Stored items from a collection
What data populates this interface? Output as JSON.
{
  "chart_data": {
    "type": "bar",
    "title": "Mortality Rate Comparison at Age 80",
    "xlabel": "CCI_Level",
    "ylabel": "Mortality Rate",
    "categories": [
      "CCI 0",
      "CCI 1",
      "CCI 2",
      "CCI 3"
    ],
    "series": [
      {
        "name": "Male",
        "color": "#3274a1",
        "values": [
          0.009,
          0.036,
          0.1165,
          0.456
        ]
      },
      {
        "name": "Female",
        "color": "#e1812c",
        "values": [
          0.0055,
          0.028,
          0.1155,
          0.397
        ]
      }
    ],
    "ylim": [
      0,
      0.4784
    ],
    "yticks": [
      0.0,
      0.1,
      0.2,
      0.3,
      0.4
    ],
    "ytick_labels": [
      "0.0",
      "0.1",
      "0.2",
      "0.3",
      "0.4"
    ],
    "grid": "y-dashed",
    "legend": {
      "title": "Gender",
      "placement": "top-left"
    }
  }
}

• **Task objective**: In the material above, show every line where the word "Rate" turns up.

• **Result for this task**:
    "title": "Mortality Rate Comparison at Age 80",
    "ylabel": "Mortality Rate",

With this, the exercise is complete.